:: DATASET ENTRIES

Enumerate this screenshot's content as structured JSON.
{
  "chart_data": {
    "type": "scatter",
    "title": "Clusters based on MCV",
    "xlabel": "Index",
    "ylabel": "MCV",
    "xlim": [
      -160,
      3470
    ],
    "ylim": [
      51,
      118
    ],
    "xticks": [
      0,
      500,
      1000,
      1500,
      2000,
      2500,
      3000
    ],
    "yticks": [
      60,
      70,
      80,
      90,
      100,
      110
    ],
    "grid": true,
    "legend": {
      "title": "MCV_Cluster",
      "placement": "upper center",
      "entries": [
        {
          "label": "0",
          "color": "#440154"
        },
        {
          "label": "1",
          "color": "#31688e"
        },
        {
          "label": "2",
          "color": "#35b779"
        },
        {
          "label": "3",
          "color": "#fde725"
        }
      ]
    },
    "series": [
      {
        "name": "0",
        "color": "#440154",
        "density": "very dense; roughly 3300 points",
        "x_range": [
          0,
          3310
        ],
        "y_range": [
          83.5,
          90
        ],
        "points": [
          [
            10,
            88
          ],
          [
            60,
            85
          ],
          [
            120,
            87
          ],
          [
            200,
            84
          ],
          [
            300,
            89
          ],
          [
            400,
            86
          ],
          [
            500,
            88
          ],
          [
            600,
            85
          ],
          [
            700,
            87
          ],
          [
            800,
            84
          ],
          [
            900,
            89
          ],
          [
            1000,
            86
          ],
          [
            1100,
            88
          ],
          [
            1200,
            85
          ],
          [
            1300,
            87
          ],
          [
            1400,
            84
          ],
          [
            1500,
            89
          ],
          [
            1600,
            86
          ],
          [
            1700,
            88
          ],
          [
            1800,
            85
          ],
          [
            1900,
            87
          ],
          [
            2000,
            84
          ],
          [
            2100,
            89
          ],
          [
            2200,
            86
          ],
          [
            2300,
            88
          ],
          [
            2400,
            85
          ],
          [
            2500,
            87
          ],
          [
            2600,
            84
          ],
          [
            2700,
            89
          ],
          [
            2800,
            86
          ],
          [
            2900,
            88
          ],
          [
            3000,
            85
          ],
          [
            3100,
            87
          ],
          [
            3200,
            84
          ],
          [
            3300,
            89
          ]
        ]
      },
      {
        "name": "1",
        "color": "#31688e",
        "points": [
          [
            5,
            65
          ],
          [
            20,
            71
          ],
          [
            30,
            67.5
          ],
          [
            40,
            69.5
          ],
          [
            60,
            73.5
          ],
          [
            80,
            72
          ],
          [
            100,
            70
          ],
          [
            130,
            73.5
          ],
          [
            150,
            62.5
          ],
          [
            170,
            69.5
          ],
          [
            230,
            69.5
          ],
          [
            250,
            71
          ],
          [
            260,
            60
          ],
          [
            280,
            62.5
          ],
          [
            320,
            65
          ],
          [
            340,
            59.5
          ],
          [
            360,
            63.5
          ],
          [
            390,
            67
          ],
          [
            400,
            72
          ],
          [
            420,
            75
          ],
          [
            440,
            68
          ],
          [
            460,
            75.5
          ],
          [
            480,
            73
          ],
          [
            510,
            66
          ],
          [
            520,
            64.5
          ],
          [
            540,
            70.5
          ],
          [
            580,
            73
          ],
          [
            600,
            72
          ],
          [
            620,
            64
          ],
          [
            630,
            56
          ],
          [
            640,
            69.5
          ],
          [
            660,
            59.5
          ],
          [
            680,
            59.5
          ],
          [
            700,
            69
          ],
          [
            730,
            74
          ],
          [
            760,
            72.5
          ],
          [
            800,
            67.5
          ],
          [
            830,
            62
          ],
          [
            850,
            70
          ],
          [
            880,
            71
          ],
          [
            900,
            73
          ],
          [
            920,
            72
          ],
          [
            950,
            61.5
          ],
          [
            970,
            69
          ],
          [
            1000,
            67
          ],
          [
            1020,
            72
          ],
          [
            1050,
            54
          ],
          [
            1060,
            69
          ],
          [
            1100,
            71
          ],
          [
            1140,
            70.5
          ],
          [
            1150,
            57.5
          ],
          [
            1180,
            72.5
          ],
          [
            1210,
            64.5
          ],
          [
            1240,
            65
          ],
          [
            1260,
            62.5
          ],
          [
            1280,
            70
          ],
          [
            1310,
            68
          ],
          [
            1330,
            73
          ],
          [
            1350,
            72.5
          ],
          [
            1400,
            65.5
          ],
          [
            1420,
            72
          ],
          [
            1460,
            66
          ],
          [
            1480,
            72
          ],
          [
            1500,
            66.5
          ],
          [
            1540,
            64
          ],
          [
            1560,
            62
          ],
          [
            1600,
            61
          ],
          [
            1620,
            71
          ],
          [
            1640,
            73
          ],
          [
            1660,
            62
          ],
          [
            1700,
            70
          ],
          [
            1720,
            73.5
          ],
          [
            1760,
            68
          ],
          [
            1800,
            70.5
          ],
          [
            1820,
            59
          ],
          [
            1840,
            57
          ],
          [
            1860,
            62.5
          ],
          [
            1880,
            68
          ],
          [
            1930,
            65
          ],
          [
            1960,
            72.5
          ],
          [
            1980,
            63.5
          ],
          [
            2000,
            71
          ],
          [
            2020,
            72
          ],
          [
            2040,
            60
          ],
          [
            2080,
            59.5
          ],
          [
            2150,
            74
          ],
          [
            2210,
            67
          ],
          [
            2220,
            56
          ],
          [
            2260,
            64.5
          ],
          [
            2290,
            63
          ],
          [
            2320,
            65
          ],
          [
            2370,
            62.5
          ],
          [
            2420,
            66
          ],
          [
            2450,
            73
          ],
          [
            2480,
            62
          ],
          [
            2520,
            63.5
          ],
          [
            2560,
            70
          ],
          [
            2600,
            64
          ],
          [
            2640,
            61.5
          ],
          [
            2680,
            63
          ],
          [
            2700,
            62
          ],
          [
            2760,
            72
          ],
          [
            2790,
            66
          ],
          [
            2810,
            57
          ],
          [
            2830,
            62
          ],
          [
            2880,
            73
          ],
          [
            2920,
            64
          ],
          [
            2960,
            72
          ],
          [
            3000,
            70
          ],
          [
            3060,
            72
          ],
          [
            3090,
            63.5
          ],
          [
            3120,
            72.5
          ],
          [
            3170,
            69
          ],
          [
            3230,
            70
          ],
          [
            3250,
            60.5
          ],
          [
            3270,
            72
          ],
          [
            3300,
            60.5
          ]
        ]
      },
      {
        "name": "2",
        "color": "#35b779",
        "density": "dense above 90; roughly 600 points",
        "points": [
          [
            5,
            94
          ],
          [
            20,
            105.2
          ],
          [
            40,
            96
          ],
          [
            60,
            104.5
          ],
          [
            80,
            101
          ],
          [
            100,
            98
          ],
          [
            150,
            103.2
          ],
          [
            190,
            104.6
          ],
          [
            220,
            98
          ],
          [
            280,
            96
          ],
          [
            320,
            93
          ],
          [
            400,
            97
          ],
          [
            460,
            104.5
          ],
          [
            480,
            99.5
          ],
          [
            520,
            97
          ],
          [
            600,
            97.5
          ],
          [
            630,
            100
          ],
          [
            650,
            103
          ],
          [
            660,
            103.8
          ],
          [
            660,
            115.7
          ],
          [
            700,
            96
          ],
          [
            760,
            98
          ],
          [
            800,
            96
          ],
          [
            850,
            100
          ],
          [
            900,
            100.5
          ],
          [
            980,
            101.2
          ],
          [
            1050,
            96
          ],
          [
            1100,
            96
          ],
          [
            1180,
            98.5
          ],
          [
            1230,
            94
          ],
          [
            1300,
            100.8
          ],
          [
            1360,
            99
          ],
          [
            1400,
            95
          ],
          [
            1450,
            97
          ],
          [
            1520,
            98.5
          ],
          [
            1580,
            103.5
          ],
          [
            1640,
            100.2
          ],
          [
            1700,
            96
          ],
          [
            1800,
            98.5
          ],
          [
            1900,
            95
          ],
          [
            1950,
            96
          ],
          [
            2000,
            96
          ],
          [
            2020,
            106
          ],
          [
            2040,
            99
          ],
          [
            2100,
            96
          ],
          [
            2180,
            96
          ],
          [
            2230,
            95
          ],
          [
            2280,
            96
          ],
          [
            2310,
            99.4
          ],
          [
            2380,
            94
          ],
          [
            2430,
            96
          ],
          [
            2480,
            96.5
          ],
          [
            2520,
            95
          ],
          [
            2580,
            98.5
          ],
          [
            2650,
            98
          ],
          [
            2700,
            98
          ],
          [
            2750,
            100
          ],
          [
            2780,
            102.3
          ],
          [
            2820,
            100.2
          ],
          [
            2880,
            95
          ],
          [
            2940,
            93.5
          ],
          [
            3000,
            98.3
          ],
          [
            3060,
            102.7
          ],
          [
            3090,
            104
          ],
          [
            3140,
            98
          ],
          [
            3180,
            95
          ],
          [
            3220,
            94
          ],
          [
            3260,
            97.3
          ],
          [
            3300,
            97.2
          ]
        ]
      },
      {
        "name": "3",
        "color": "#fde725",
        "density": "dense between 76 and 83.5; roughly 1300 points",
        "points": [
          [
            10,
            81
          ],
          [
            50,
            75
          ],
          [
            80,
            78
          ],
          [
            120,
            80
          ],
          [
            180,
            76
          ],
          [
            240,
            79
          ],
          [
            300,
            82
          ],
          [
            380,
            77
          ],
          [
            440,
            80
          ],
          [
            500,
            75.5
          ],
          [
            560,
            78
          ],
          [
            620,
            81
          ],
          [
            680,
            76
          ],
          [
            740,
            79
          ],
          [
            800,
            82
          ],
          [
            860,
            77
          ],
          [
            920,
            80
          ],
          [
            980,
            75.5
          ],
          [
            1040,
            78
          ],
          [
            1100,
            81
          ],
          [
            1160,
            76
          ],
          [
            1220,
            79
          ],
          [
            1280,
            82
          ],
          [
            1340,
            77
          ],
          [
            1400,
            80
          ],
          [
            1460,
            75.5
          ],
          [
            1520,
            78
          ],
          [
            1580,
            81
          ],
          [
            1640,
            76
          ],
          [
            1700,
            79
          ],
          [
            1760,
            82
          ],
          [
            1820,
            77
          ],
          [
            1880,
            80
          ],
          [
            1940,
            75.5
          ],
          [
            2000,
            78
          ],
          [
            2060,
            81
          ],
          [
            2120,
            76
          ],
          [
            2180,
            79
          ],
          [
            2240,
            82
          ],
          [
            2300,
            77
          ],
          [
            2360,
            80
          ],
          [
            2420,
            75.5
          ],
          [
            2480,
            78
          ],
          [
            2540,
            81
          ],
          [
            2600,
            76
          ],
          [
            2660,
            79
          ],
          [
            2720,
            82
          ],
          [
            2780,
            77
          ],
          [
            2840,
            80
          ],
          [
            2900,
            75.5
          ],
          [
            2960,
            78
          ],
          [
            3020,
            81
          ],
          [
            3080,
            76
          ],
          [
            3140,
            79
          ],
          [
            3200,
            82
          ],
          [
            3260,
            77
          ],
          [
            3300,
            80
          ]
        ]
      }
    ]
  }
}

::::

GIVEN TASK = Copy out each line of the entries that holds "dense".

RIGHT ANSWER =
        "density": "very dense; roughly 3300 points",
        "density": "dense above 90; roughly 600 points",
        "density": "dense between 76 and 83.5; roughly 1300 points",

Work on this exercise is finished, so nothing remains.